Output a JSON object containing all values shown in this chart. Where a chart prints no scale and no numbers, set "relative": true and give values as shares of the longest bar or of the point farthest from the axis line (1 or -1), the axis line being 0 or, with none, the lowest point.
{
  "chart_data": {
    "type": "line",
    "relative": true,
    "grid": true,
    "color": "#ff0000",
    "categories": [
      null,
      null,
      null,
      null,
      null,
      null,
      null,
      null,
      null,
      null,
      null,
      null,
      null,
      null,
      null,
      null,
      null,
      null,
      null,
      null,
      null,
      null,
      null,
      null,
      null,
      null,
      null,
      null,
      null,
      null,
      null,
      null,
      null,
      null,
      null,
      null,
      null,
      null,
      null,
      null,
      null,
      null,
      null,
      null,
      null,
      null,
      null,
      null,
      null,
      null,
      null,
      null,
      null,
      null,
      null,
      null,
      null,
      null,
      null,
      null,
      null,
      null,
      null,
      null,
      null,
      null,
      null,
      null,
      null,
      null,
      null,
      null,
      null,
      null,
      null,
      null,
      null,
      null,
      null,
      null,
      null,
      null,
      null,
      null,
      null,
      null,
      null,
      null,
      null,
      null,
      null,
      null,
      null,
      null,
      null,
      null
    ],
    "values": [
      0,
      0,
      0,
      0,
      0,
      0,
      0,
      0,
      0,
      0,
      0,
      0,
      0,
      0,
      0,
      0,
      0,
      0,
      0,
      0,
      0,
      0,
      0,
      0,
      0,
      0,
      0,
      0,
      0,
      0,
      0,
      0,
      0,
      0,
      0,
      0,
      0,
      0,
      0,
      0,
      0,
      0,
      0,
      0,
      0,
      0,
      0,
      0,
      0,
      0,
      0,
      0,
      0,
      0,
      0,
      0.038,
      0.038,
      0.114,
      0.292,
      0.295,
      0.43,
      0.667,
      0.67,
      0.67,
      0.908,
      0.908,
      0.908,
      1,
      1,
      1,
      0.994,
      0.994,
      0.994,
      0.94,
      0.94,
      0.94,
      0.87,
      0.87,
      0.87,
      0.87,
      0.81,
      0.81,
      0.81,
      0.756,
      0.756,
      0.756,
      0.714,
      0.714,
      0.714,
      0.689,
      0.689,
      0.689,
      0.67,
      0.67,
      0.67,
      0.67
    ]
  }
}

=-=-=-=-=

Write all of the records out again exactly.

Output a JSON object containing all values shown in this chart. Where a chart prints no scale and no numbers, set "relative": true and give values as shares of the longest bar or of the point farthest from the axis line (1 or -1), the axis line being 0 or, with none, the lowest point.
{
  "chart_data": {
    "type": "line",
    "relative": true,
    "grid": true,
    "color": "#ff0000",
    "categories": [
      null,
      null,
      null,
      null,
      null,
      null,
      null,
      null,
      null,
      null,
      null,
      null,
      null,
      null,
      null,
      null,
      null,
      null,
      null,
      null,
      null,
      null,
      null,
      null,
      null,
      null,
      null,
      null,
      null,
      null,
      null,
      null,
      null,
      null,
      null,
      null,
      null,
      null,
      null,
      null,
      null,
      null,
      null,
      null,
      null,
      null,
      null,
      null,
      null,
      null,
      null,
      null,
      null,
      null,
      null,
      null,
      null,
      null,
      null,
      null,
      null,
      null,
      null,
      null,
      null,
      null,
      null,
      null,
      null,
      null,
      null,
      null,
      null,
      null,
      null,
      null,
      null,
      null,
      null,
      null,
      null,
      null,
      null,
      null,
      null,
      null,
      null,
      null,
      null,
      null,
      null,
      null,
      null,
      null,
      null,
      null
    ],
    "values": [
      0,
      0,
      0,
      0,
      0,
      0,
      0,
      0,
      0,
      0,
      0,
      0,
      0,
      0,
      0,
      0,
      0,
      0,
      0,
      0,
      0,
      0,
      0,
      0,
      0,
      0,
      0,
      0,
      0,
      0,
      0,
      0,
      0,
      0,
      0,
      0,
      0,
      0,
      0,
      0,
      0,
      0,
      0,
      0,
      0,
      0,
      0,
      0,
      0,
      0,
      0,
      0,
      0,
      0,
      0,
      0.038,
      0.038,
      0.114,
      0.292,
      0.295,
      0.43,
      0.667,
      0.67,
      0.67,
      0.908,
      0.908,
      0.908,
      1,
      1,
      1,
      0.994,
      0.994,
      0.994,
      0.94,
      0.94,
      0.94,
      0.87,
      0.87,
      0.87,
      0.87,
      0.81,
      0.81,
      0.81,
      0.756,
      0.756,
      0.756,
      0.714,
      0.714,
      0.714,
      0.689,
      0.689,
      0.689,
      0.67,
      0.67,
      0.67,
      0.67
    ]
  }
}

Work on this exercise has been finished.